[Recorded data]
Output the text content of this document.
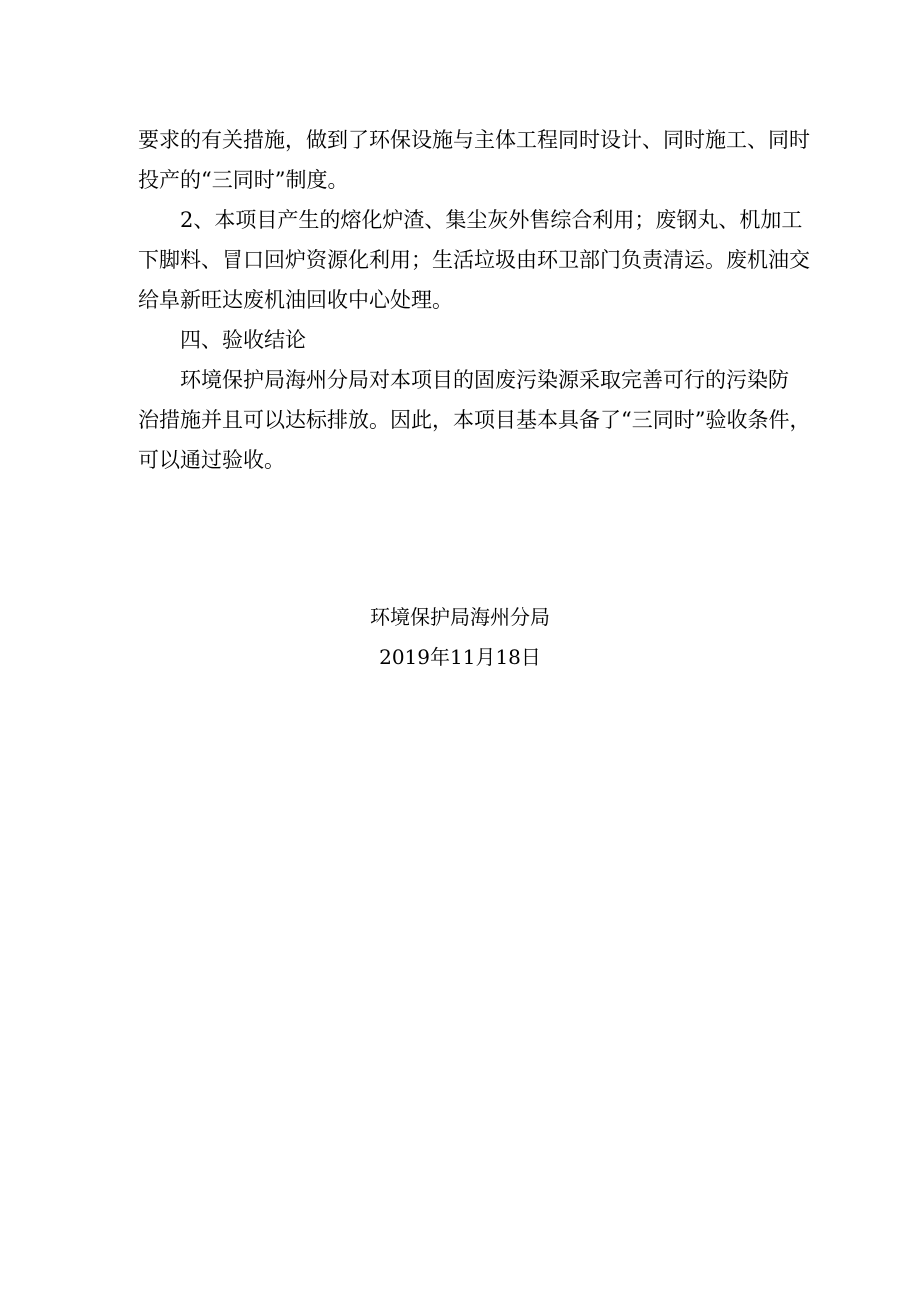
要求的有关措施，做到了环保设施与主体工程同时设计、同时施工、同时
投产的“三同时”制度。

2、本项目产生的熔化炉渣、集尘灰外售综合利用；废钢丸、机加工
下脚料、冒口回炉资源化利用；生活垃圾由环卫部门负责清运。废机油交
给阜新旺达废机油回收中心处理。

四、验收结论

环境保护局海州分局对本项目的固废污染源采取完善可行的污染防
治措施并且可以达标排放。因此，本项目基本具备了“三同时”验收条件，
可以通过验收。

环境保护局海州分局
2019年11月18日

Stated task: Reproduce every record above exactly, but leave out the pictures.

Answer for this exercise:
Output the text content of this document.
要求的有关措施，做到了环保设施与主体工程同时设计、同时施工、同时
投产的“三同时”制度。

2、本项目产生的熔化炉渣、集尘灰外售综合利用；废钢丸、机加工
下脚料、冒口回炉资源化利用；生活垃圾由环卫部门负责清运。废机油交
给阜新旺达废机油回收中心处理。

四、验收结论

环境保护局海州分局对本项目的固废污染源采取完善可行的污染防
治措施并且可以达标排放。因此，本项目基本具备了“三同时”验收条件，
可以通过验收。

环境保护局海州分局
2019年11月18日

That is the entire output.